◆ YOUR GOAL ◆
Would you show every line from the records that holds "Available"?

◆ DATA TO USE ◆
::::

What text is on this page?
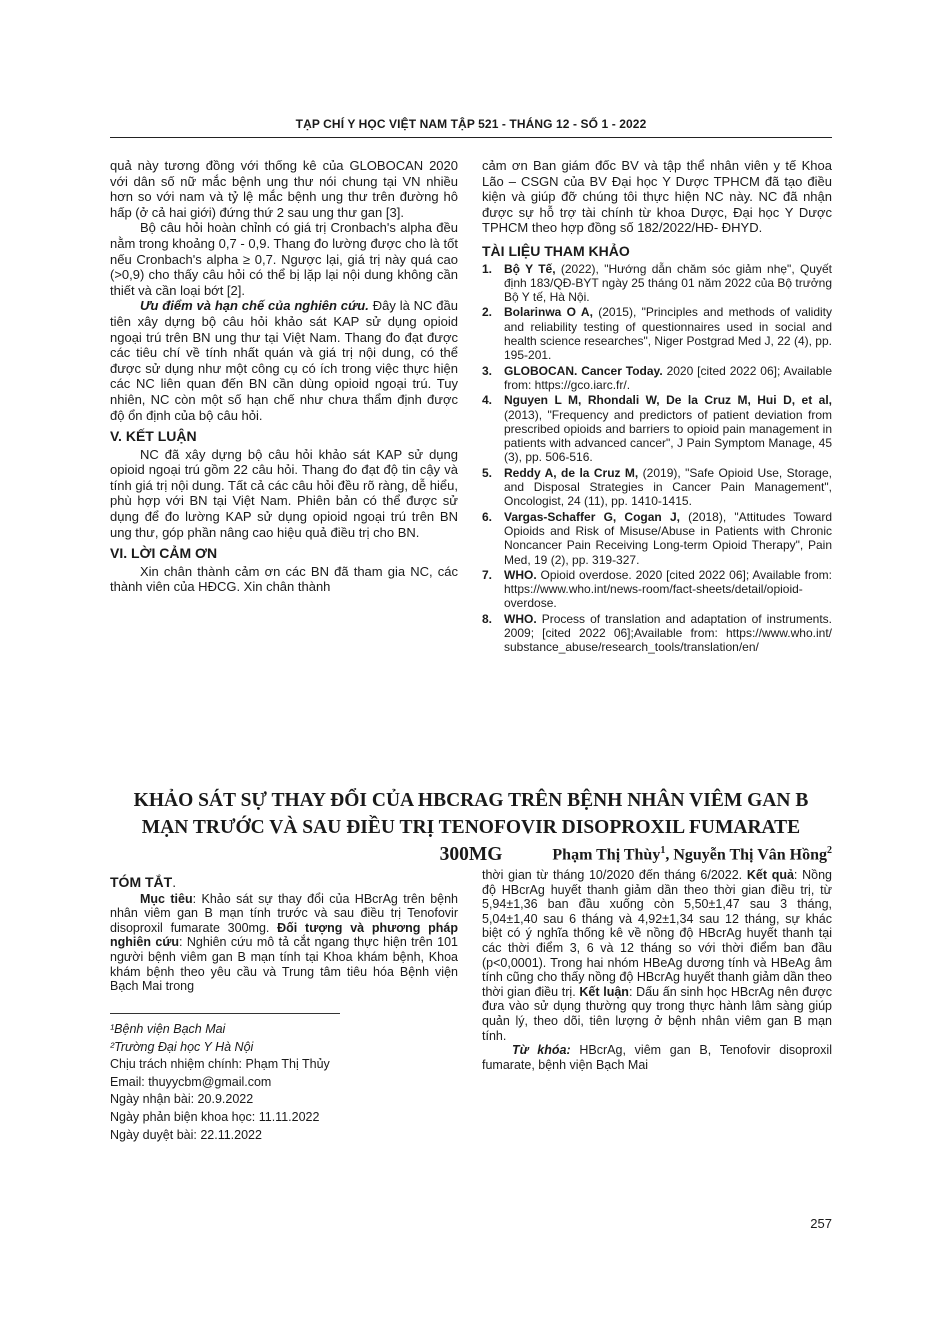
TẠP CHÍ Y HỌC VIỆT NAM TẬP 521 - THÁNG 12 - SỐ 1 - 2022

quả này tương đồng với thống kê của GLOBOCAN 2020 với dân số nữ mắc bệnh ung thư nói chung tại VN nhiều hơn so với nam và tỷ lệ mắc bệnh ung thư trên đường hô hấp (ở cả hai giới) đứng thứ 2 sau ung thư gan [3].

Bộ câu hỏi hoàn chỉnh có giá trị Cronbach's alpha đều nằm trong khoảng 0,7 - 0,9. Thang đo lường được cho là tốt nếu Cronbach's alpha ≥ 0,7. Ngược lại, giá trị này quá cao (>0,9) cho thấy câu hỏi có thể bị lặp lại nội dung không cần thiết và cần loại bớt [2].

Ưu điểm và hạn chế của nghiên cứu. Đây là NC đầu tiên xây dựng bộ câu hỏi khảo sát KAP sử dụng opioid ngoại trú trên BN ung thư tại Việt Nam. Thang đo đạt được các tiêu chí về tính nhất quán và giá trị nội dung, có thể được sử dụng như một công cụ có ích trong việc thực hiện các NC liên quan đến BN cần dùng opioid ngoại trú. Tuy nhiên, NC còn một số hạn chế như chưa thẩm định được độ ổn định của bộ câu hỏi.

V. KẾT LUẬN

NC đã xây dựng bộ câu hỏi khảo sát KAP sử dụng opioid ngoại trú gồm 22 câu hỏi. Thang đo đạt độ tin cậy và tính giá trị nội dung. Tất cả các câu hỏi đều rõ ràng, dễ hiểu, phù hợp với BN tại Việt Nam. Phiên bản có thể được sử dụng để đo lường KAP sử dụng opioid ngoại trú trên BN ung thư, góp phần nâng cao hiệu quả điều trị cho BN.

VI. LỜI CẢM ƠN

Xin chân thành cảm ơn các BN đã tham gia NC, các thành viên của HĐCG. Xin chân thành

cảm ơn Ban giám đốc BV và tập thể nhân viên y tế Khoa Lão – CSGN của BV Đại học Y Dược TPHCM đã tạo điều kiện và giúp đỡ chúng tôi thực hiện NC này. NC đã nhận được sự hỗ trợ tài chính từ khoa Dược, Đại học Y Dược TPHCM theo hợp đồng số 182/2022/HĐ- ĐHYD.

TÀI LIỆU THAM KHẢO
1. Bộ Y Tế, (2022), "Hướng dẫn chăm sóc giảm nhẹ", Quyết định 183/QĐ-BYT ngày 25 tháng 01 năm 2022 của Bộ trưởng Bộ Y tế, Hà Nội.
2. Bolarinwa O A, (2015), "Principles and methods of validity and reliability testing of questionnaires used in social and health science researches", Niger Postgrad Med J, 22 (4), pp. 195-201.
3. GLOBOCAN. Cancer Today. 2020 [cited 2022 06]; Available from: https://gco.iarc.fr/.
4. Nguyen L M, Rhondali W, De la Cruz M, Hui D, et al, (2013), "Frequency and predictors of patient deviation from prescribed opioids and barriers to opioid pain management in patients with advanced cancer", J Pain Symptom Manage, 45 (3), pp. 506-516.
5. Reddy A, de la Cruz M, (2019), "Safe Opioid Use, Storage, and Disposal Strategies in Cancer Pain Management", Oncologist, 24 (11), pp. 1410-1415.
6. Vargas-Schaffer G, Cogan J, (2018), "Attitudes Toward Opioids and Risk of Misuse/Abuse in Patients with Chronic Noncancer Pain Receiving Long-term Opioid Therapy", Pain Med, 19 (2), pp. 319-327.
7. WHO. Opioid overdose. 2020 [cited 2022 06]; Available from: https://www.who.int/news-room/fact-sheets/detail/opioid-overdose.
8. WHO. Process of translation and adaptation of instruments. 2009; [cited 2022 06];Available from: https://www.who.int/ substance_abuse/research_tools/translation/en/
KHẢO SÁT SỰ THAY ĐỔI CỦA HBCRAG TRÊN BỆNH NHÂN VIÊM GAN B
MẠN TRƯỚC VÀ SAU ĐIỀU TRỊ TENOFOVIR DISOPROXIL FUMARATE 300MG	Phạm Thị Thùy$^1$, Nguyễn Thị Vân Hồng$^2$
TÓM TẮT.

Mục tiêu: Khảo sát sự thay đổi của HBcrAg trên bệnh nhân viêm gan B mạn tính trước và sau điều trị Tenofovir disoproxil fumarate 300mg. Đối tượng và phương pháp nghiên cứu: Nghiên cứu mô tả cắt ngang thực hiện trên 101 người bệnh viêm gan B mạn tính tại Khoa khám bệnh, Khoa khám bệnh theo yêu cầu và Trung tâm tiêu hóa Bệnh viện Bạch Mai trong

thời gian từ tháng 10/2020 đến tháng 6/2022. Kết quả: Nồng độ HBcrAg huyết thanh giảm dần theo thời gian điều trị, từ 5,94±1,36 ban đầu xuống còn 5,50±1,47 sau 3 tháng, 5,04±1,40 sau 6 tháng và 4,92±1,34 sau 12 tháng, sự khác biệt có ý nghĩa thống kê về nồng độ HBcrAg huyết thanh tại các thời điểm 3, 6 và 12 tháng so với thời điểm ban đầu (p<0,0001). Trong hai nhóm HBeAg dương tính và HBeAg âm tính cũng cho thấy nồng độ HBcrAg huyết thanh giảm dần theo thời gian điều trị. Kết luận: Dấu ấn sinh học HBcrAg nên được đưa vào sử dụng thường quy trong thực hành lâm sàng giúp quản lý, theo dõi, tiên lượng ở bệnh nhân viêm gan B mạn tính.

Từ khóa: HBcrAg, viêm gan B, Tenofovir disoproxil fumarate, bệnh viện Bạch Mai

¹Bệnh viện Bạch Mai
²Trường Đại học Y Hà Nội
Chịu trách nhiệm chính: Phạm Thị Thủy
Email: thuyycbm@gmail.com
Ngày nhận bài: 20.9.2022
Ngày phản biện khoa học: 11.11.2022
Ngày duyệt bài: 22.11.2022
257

::::

◆ EXERCISE OUTPUT ◆
3. GLOBOCAN. Cancer Today. 2020 [cited 2022 06]; Available from: https://gco.iarc.fr/.
7. WHO. Opioid overdose. 2020 [cited 2022 06]; Available from: https://www.who.int/news-room/fact-sheets/detail/opioid-overdose.
8. WHO. Process of translation and adaptation of instruments. 2009; [cited 2022 06];Available from: https://www.who.int/ substance_abuse/research_tools/translation/en/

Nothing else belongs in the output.